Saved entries
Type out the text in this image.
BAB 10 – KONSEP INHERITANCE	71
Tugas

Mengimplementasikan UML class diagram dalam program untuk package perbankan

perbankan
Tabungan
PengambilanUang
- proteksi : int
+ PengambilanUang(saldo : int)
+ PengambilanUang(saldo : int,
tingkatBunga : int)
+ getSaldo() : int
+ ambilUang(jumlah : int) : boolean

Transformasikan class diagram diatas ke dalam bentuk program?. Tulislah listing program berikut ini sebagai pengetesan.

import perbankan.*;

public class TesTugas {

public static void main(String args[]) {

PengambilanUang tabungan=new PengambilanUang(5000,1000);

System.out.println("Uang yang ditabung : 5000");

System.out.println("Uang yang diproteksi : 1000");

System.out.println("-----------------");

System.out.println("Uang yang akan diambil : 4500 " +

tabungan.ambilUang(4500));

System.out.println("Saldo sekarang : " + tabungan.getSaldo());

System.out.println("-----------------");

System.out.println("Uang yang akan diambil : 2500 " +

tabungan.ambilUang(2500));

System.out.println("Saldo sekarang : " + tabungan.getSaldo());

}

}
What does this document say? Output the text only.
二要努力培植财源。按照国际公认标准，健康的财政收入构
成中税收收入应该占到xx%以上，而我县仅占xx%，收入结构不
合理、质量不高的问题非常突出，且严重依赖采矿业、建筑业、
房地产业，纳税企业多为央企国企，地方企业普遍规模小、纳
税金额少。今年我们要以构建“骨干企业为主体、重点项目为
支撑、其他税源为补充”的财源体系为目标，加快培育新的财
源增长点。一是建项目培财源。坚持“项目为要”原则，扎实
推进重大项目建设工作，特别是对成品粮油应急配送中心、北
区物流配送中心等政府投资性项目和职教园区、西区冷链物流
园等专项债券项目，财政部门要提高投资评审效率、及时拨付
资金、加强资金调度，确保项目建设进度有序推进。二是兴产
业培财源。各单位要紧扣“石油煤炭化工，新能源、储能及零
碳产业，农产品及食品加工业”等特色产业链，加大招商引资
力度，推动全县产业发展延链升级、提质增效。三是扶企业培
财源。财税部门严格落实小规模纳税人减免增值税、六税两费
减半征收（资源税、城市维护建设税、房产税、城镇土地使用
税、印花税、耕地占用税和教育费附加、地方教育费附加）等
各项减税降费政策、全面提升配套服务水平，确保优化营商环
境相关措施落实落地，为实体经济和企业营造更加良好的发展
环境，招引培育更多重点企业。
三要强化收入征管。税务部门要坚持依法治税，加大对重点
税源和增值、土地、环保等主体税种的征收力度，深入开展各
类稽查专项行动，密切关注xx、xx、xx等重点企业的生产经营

_WHAT IS BEING ASKED_: Please quote the data above in full, with no line missing.

_TASK RESPONSE_:
Type out the text in this image.
BAB 10 – KONSEP INHERITANCE	71
Tugas

Mengimplementasikan UML class diagram dalam program untuk package perbankan

perbankan
Tabungan
PengambilanUang
- proteksi : int
+ PengambilanUang(saldo : int)
+ PengambilanUang(saldo : int,
tingkatBunga : int)
+ getSaldo() : int
+ ambilUang(jumlah : int) : boolean

Transformasikan class diagram diatas ke dalam bentuk program?. Tulislah listing program berikut ini sebagai pengetesan.

import perbankan.*;

public class TesTugas {

public static void main(String args[]) {

PengambilanUang tabungan=new PengambilanUang(5000,1000);

System.out.println("Uang yang ditabung : 5000");

System.out.println("Uang yang diproteksi : 1000");

System.out.println("-----------------");

System.out.println("Uang yang akan diambil : 4500 " +

tabungan.ambilUang(4500));

System.out.println("Saldo sekarang : " + tabungan.getSaldo());

System.out.println("-----------------");

System.out.println("Uang yang akan diambil : 2500 " +

tabungan.ambilUang(2500));

System.out.println("Saldo sekarang : " + tabungan.getSaldo());

}

}
What does this document say? Output the text only.
二要努力培植财源。按照国际公认标准，健康的财政收入构
成中税收收入应该占到xx%以上，而我县仅占xx%，收入结构不
合理、质量不高的问题非常突出，且严重依赖采矿业、建筑业、
房地产业，纳税企业多为央企国企，地方企业普遍规模小、纳
税金额少。今年我们要以构建“骨干企业为主体、重点项目为
支撑、其他税源为补充”的财源体系为目标，加快培育新的财
源增长点。一是建项目培财源。坚持“项目为要”原则，扎实
推进重大项目建设工作，特别是对成品粮油应急配送中心、北
区物流配送中心等政府投资性项目和职教园区、西区冷链物流
园等专项债券项目，财政部门要提高投资评审效率、及时拨付
资金、加强资金调度，确保项目建设进度有序推进。二是兴产
业培财源。各单位要紧扣“石油煤炭化工，新能源、储能及零
碳产业，农产品及食品加工业”等特色产业链，加大招商引资
力度，推动全县产业发展延链升级、提质增效。三是扶企业培
财源。财税部门严格落实小规模纳税人减免增值税、六税两费
减半征收（资源税、城市维护建设税、房产税、城镇土地使用
税、印花税、耕地占用税和教育费附加、地方教育费附加）等
各项减税降费政策、全面提升配套服务水平，确保优化营商环
境相关措施落实落地，为实体经济和企业营造更加良好的发展
环境，招引培育更多重点企业。
三要强化收入征管。税务部门要坚持依法治税，加大对重点
税源和增值、土地、环保等主体税种的征收力度，深入开展各
类稽查专项行动，密切关注xx、xx、xx等重点企业的生产经营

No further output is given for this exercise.